Data excerpts:

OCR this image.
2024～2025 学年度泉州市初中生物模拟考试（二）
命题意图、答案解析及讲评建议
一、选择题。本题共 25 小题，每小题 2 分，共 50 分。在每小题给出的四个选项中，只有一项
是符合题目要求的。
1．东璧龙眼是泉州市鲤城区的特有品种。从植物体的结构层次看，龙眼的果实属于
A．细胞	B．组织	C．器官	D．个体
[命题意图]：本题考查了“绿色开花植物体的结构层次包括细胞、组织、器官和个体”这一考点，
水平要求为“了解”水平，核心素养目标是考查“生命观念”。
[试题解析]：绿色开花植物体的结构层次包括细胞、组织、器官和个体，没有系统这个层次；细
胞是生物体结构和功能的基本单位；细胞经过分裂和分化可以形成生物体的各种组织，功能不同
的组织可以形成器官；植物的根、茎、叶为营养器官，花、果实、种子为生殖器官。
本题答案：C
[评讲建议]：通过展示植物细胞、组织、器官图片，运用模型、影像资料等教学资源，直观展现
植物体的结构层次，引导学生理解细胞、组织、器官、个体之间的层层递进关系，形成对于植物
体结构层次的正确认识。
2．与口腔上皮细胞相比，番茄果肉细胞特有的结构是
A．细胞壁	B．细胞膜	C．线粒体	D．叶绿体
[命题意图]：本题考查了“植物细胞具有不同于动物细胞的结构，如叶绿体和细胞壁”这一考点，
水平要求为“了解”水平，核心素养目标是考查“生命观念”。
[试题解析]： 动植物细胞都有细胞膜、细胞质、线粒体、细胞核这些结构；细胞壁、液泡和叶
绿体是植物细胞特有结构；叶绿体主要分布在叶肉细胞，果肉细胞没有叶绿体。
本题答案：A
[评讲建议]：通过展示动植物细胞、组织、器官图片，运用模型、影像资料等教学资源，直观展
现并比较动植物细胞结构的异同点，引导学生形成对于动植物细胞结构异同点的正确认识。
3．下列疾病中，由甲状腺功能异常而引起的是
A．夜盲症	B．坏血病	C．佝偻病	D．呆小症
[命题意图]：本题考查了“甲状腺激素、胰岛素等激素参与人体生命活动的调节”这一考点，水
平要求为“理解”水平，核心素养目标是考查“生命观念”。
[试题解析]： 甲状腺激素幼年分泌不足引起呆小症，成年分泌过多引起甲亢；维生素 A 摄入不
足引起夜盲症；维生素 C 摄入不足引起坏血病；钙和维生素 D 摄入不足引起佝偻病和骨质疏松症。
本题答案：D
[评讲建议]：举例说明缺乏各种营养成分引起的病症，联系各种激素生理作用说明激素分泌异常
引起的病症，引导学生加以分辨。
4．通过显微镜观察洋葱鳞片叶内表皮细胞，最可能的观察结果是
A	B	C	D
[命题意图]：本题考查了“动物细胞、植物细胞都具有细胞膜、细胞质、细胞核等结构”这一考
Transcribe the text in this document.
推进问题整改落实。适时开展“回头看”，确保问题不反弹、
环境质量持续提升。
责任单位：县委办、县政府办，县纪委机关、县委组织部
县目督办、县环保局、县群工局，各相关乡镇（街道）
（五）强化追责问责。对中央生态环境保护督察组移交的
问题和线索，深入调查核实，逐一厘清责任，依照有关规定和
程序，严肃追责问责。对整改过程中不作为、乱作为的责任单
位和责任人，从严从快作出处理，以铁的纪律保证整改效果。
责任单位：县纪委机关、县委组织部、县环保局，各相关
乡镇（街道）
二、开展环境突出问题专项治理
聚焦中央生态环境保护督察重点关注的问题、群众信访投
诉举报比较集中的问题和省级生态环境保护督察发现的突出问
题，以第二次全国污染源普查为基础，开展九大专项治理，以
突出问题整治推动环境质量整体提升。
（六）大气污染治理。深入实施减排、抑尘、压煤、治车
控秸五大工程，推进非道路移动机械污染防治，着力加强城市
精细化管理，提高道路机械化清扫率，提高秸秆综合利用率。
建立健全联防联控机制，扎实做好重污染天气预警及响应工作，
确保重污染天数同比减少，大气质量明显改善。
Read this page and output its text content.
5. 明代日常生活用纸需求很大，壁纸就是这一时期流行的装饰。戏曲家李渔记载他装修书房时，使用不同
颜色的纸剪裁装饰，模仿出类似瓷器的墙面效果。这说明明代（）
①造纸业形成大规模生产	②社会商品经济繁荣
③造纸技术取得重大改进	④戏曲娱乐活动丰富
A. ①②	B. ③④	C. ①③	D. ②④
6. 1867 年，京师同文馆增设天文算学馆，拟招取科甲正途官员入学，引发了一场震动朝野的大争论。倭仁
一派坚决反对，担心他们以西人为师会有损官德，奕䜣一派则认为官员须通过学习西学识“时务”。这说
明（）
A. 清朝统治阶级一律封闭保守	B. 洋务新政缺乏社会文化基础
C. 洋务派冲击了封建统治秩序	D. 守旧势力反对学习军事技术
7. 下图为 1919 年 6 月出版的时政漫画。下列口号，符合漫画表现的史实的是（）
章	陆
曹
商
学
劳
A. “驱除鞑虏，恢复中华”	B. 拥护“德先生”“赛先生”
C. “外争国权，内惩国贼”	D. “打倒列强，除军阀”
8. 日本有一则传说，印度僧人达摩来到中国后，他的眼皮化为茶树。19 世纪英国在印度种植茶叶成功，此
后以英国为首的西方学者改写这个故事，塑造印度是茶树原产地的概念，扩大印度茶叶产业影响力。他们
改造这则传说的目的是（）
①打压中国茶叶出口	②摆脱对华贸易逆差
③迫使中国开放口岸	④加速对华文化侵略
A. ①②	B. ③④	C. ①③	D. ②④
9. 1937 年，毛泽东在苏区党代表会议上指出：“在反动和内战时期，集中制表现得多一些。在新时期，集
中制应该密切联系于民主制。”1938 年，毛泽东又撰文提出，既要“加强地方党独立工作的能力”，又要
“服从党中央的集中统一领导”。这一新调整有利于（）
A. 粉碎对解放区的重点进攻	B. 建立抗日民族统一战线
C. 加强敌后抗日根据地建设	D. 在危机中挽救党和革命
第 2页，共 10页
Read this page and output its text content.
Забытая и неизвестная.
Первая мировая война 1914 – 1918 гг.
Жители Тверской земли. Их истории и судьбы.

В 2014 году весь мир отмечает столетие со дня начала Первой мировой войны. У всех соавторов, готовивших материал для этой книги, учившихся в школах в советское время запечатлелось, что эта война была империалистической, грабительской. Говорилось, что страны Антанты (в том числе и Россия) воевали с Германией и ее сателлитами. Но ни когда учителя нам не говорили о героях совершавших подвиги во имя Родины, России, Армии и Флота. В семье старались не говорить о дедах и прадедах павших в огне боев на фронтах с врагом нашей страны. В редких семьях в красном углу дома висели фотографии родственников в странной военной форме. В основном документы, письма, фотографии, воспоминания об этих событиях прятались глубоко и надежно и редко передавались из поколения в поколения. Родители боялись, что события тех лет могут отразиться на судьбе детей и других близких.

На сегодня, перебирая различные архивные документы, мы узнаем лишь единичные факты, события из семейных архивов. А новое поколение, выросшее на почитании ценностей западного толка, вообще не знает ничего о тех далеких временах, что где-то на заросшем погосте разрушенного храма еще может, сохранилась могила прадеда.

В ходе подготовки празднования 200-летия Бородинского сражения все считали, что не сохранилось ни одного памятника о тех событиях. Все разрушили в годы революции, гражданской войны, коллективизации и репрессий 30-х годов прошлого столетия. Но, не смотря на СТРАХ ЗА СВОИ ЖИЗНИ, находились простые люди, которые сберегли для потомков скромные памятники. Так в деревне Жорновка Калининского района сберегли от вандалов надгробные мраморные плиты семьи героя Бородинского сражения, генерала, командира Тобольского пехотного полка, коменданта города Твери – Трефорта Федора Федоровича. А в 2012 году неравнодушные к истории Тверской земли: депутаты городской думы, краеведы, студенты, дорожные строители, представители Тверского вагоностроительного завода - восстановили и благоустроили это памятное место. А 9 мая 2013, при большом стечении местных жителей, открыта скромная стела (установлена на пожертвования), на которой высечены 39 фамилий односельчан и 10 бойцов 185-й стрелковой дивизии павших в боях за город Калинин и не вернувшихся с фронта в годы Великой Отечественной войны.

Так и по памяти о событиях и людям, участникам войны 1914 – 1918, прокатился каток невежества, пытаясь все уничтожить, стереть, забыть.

**Exercise objective**
Tally every line of the data that holds the word "这一考点" and write the count alone.

**Reply**
3